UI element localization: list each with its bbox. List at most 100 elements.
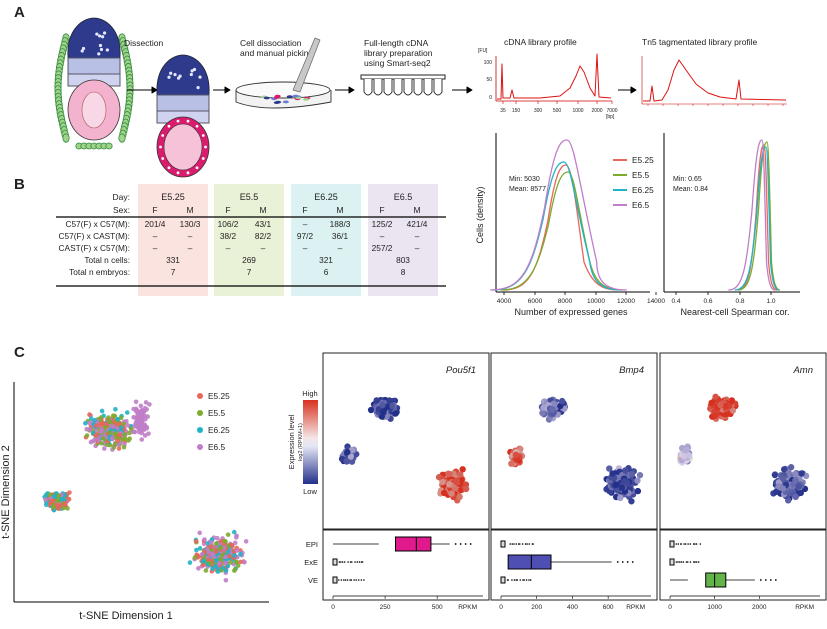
- tsne-point: [192, 555, 198, 560]
- pcr-tube: [393, 79, 403, 96]
- cross-cell: –: [153, 231, 158, 241]
- expr-point: [375, 406, 382, 413]
- tsne-point: [138, 403, 144, 409]
- cdna-x-tick: 1000: [572, 108, 583, 114]
- tsne-point: [109, 436, 115, 441]
- tsne-point: [44, 502, 49, 508]
- tsne-point: [99, 440, 104, 446]
- expr-point: [779, 475, 787, 482]
- epi-region: [163, 123, 203, 171]
- tsne-point: [101, 446, 107, 451]
- left-mean: Mean: 8577: [509, 186, 546, 193]
- tsne-point: [223, 560, 229, 566]
- expr-point: [785, 469, 792, 477]
- tsne-point: [218, 538, 224, 544]
- tsne-point: [209, 540, 214, 545]
- exe-cell: [105, 48, 109, 52]
- gene-title: Amn: [792, 365, 813, 376]
- density-ylabel: Cells (density): [475, 186, 485, 243]
- expr-point: [446, 481, 453, 488]
- cdna-y-tick: 50: [486, 77, 492, 83]
- tsne-legend-dot: [197, 427, 203, 433]
- outlier: [509, 543, 512, 545]
- cdna-x-tick: 7000: [606, 108, 617, 114]
- cdna-y-tick: 100: [484, 60, 493, 66]
- ve-nucleus: [195, 166, 199, 170]
- outlier: [692, 543, 695, 545]
- exe-cell: [98, 43, 103, 48]
- outlier: [513, 543, 515, 545]
- exe-region: [67, 17, 121, 59]
- cdna-label: library preparation: [364, 48, 433, 58]
- density-curve-right-E6.25: [734, 146, 780, 291]
- tsne-point: [220, 565, 226, 571]
- sex-m: M: [259, 205, 266, 215]
- expr-point: [772, 488, 780, 496]
- cross-cell: 257/2: [372, 243, 393, 253]
- pro-amniotic: [81, 91, 107, 129]
- tsne-point: [223, 539, 228, 544]
- cross-cell: –: [188, 243, 193, 253]
- tsne-point: [140, 418, 145, 424]
- ve-nucleus: [176, 119, 180, 123]
- box-category: ExE: [304, 558, 318, 567]
- panel-c-label: C: [14, 344, 25, 361]
- arrow-head: [348, 86, 355, 94]
- box-tick: 2000: [752, 604, 767, 611]
- outlier: [356, 561, 359, 563]
- expr-point: [389, 402, 396, 410]
- outlier: [349, 561, 352, 563]
- outlier: [507, 579, 509, 581]
- sex-f: F: [302, 205, 307, 215]
- sex-f: F: [379, 205, 384, 215]
- outlier: [511, 543, 514, 545]
- tsne-point: [93, 423, 99, 428]
- tsne-point: [232, 540, 238, 546]
- sex-label: Sex:: [113, 205, 130, 215]
- cdna-label: Full-length cDNA: [364, 38, 429, 48]
- dish-cell: [286, 95, 293, 99]
- density-curve-left-E5.5: [500, 171, 623, 291]
- outlier: [621, 561, 624, 563]
- density-legend-label: E6.5: [632, 200, 649, 210]
- tsne-point: [117, 421, 122, 426]
- tn5-trace: [643, 59, 787, 102]
- gene-panel-Amn: [659, 352, 827, 530]
- tsne-point: [65, 506, 70, 511]
- stage-header: E5.25: [161, 192, 185, 202]
- expr-point: [617, 494, 624, 502]
- tsne-point: [113, 406, 118, 412]
- tsne-point: [56, 506, 62, 511]
- outlier: [347, 561, 349, 563]
- cross-cell: –: [153, 243, 158, 253]
- tsne-point: [115, 416, 121, 422]
- tsne-legend-dot: [197, 410, 203, 416]
- tsne-point: [238, 551, 243, 557]
- tsne-point: [231, 529, 237, 535]
- tsne-point: [98, 415, 104, 420]
- outlier: [694, 561, 696, 563]
- epc-band: [67, 57, 121, 75]
- ve-nucleus: [161, 134, 165, 137]
- cbar-title: Expression level: [287, 414, 296, 469]
- expr-point: [606, 465, 613, 472]
- left-xlabel: Number of expressed genes: [514, 307, 628, 317]
- tsne-point: [223, 568, 229, 573]
- colorbar: [303, 400, 318, 484]
- tsne-point: [62, 492, 67, 497]
- outlier: [519, 579, 522, 581]
- box-body: [705, 572, 727, 588]
- total-value: 331: [166, 255, 180, 265]
- expr-point: [462, 485, 470, 493]
- cdna-x-tick: 35: [500, 108, 506, 114]
- ve-nucleus: [159, 145, 162, 149]
- embryo-dissected: [156, 54, 210, 178]
- outlier: [516, 579, 519, 581]
- outlier: [511, 579, 513, 581]
- arrow-head: [466, 86, 473, 94]
- box-category: EPI: [306, 540, 318, 549]
- tsne-point: [196, 566, 201, 571]
- outlier: [350, 561, 353, 563]
- tsne-point: [226, 554, 232, 559]
- stage-bg-E6.5: [368, 184, 438, 296]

==========

__Task to carry out__: Tally every line of the entries that contains the word "curve", and respond with that number only.

__Exercise result__: 2